(Recorded data)

--- Begin ---

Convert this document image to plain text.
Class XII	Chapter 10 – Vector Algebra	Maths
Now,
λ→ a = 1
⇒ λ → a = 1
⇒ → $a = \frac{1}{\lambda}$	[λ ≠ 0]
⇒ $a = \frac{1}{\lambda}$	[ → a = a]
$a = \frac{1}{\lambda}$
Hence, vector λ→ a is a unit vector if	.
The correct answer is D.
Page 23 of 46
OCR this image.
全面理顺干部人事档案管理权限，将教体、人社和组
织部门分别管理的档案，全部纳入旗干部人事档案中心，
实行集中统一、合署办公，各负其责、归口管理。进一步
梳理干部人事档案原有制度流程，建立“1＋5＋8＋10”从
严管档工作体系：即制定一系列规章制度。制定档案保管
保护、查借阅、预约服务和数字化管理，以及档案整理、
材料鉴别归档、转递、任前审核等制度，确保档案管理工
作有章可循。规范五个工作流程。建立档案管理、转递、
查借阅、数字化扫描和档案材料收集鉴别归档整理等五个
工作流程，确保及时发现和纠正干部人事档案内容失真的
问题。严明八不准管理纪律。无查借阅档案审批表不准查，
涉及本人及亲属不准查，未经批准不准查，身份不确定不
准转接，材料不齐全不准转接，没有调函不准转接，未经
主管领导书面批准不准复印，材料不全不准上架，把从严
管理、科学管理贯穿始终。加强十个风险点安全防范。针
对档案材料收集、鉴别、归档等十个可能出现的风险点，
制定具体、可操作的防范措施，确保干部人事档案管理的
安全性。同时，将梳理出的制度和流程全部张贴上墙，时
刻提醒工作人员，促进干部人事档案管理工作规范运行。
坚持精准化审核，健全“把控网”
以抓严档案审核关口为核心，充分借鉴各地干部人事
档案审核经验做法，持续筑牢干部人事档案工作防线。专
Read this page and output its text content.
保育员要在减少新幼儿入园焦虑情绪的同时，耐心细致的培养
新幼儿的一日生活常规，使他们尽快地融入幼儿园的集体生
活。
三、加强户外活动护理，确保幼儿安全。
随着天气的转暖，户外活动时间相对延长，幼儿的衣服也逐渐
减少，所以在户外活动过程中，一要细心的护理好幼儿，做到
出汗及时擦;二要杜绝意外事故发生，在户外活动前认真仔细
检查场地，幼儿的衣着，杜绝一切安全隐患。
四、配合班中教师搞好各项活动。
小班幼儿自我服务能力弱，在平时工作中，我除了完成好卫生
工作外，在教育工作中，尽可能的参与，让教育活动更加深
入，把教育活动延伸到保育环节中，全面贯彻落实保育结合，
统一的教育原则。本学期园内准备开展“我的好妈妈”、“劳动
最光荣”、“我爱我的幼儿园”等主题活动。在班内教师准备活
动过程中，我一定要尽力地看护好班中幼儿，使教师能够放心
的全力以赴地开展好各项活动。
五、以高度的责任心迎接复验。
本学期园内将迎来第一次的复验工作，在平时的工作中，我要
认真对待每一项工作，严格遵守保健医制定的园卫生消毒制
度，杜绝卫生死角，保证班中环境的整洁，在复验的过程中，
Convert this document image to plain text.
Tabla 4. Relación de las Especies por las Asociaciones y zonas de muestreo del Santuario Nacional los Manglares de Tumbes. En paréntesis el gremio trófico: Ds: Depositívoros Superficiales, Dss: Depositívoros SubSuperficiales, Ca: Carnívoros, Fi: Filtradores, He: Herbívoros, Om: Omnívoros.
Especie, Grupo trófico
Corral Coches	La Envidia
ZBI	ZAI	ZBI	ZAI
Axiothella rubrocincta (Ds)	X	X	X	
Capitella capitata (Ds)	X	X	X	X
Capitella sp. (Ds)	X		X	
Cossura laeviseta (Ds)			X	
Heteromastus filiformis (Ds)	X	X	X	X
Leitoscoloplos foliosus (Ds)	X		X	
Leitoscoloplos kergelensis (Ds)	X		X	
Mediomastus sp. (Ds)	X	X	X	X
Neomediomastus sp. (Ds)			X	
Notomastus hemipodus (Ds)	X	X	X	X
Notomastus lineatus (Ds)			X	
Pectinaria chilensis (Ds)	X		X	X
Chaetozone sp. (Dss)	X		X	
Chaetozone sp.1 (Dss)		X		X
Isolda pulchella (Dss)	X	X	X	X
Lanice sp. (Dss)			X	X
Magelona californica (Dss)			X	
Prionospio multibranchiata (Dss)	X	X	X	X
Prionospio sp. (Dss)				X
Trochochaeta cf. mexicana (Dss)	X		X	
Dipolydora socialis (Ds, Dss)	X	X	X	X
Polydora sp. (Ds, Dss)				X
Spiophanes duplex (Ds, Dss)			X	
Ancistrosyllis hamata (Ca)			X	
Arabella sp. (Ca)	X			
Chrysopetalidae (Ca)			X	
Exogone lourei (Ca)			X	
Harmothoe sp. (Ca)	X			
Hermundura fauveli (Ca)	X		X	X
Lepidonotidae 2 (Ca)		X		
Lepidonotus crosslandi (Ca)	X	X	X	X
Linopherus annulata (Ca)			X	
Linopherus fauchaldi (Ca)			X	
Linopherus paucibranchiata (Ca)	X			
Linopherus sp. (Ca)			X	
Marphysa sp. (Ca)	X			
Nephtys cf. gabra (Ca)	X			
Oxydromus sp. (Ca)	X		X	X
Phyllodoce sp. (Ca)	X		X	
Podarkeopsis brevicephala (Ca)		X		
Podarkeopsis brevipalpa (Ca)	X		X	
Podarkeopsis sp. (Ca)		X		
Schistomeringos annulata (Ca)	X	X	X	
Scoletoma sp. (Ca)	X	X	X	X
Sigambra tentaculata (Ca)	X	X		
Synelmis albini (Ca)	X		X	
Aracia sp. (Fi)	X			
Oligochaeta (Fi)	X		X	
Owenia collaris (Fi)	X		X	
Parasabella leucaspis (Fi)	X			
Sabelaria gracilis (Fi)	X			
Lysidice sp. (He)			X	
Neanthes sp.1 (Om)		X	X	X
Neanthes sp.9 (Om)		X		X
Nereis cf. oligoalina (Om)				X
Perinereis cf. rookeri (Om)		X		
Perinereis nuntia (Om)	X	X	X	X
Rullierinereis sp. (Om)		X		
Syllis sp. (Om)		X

--- End ---

■ Stated exercise
Every line of the data above should be copied exactly.

■ Solution for this task
Convert this document image to plain text.
Class XII	Chapter 10 – Vector Algebra	Maths
Now,
λ→ a = 1
⇒ λ → a = 1
⇒ → $a = \frac{1}{\lambda}$	[λ ≠ 0]
⇒ $a = \frac{1}{\lambda}$	[ → a = a]
$a = \frac{1}{\lambda}$
Hence, vector λ→ a is a unit vector if	.
The correct answer is D.
Page 23 of 46
OCR this image.
全面理顺干部人事档案管理权限，将教体、人社和组
织部门分别管理的档案，全部纳入旗干部人事档案中心，
实行集中统一、合署办公，各负其责、归口管理。进一步
梳理干部人事档案原有制度流程，建立“1＋5＋8＋10”从
严管档工作体系：即制定一系列规章制度。制定档案保管
保护、查借阅、预约服务和数字化管理，以及档案整理、
材料鉴别归档、转递、任前审核等制度，确保档案管理工
作有章可循。规范五个工作流程。建立档案管理、转递、
查借阅、数字化扫描和档案材料收集鉴别归档整理等五个
工作流程，确保及时发现和纠正干部人事档案内容失真的
问题。严明八不准管理纪律。无查借阅档案审批表不准查，
涉及本人及亲属不准查，未经批准不准查，身份不确定不
准转接，材料不齐全不准转接，没有调函不准转接，未经
主管领导书面批准不准复印，材料不全不准上架，把从严
管理、科学管理贯穿始终。加强十个风险点安全防范。针
对档案材料收集、鉴别、归档等十个可能出现的风险点，
制定具体、可操作的防范措施，确保干部人事档案管理的
安全性。同时，将梳理出的制度和流程全部张贴上墙，时
刻提醒工作人员，促进干部人事档案管理工作规范运行。
坚持精准化审核，健全“把控网”
以抓严档案审核关口为核心，充分借鉴各地干部人事
档案审核经验做法，持续筑牢干部人事档案工作防线。专
Read this page and output its text content.
保育员要在减少新幼儿入园焦虑情绪的同时，耐心细致的培养
新幼儿的一日生活常规，使他们尽快地融入幼儿园的集体生
活。
三、加强户外活动护理，确保幼儿安全。
随着天气的转暖，户外活动时间相对延长，幼儿的衣服也逐渐
减少，所以在户外活动过程中，一要细心的护理好幼儿，做到
出汗及时擦;二要杜绝意外事故发生，在户外活动前认真仔细
检查场地，幼儿的衣着，杜绝一切安全隐患。
四、配合班中教师搞好各项活动。
小班幼儿自我服务能力弱，在平时工作中，我除了完成好卫生
工作外，在教育工作中，尽可能的参与，让教育活动更加深
入，把教育活动延伸到保育环节中，全面贯彻落实保育结合，
统一的教育原则。本学期园内准备开展“我的好妈妈”、“劳动
最光荣”、“我爱我的幼儿园”等主题活动。在班内教师准备活
动过程中，我一定要尽力地看护好班中幼儿，使教师能够放心
的全力以赴地开展好各项活动。
五、以高度的责任心迎接复验。
本学期园内将迎来第一次的复验工作，在平时的工作中，我要
认真对待每一项工作，严格遵守保健医制定的园卫生消毒制
度，杜绝卫生死角，保证班中环境的整洁，在复验的过程中，
Convert this document image to plain text.
Tabla 4. Relación de las Especies por las Asociaciones y zonas de muestreo del Santuario Nacional los Manglares de Tumbes. En paréntesis el gremio trófico: Ds: Depositívoros Superficiales, Dss: Depositívoros SubSuperficiales, Ca: Carnívoros, Fi: Filtradores, He: Herbívoros, Om: Omnívoros.
Especie, Grupo trófico
Corral Coches	La Envidia
ZBI	ZAI	ZBI	ZAI
Axiothella rubrocincta (Ds)	X	X	X	
Capitella capitata (Ds)	X	X	X	X
Capitella sp. (Ds)	X		X	
Cossura laeviseta (Ds)			X	
Heteromastus filiformis (Ds)	X	X	X	X
Leitoscoloplos foliosus (Ds)	X		X	
Leitoscoloplos kergelensis (Ds)	X		X	
Mediomastus sp. (Ds)	X	X	X	X
Neomediomastus sp. (Ds)			X	
Notomastus hemipodus (Ds)	X	X	X	X
Notomastus lineatus (Ds)			X	
Pectinaria chilensis (Ds)	X		X	X
Chaetozone sp. (Dss)	X		X	
Chaetozone sp.1 (Dss)		X		X
Isolda pulchella (Dss)	X	X	X	X
Lanice sp. (Dss)			X	X
Magelona californica (Dss)			X	
Prionospio multibranchiata (Dss)	X	X	X	X
Prionospio sp. (Dss)				X
Trochochaeta cf. mexicana (Dss)	X		X	
Dipolydora socialis (Ds, Dss)	X	X	X	X
Polydora sp. (Ds, Dss)				X
Spiophanes duplex (Ds, Dss)			X	
Ancistrosyllis hamata (Ca)			X	
Arabella sp. (Ca)	X			
Chrysopetalidae (Ca)			X	
Exogone lourei (Ca)			X	
Harmothoe sp. (Ca)	X			
Hermundura fauveli (Ca)	X		X	X
Lepidonotidae 2 (Ca)		X		
Lepidonotus crosslandi (Ca)	X	X	X	X
Linopherus annulata (Ca)			X	
Linopherus fauchaldi (Ca)			X	
Linopherus paucibranchiata (Ca)	X			
Linopherus sp. (Ca)			X	
Marphysa sp. (Ca)	X			
Nephtys cf. gabra (Ca)	X			
Oxydromus sp. (Ca)	X		X	X
Phyllodoce sp. (Ca)	X		X	
Podarkeopsis brevicephala (Ca)		X		
Podarkeopsis brevipalpa (Ca)	X		X	
Podarkeopsis sp. (Ca)		X		
Schistomeringos annulata (Ca)	X	X	X	
Scoletoma sp. (Ca)	X	X	X	X
Sigambra tentaculata (Ca)	X	X		
Synelmis albini (Ca)	X		X	
Aracia sp. (Fi)	X			
Oligochaeta (Fi)	X		X	
Owenia collaris (Fi)	X		X	
Parasabella leucaspis (Fi)	X			
Sabelaria gracilis (Fi)	X			
Lysidice sp. (He)			X	
Neanthes sp.1 (Om)		X	X	X
Neanthes sp.9 (Om)		X		X
Nereis cf. oligoalina (Om)				X
Perinereis cf. rookeri (Om)		X		
Perinereis nuntia (Om)	X	X	X	X
Rullierinereis sp. (Om)		X		
Syllis sp. (Om)		X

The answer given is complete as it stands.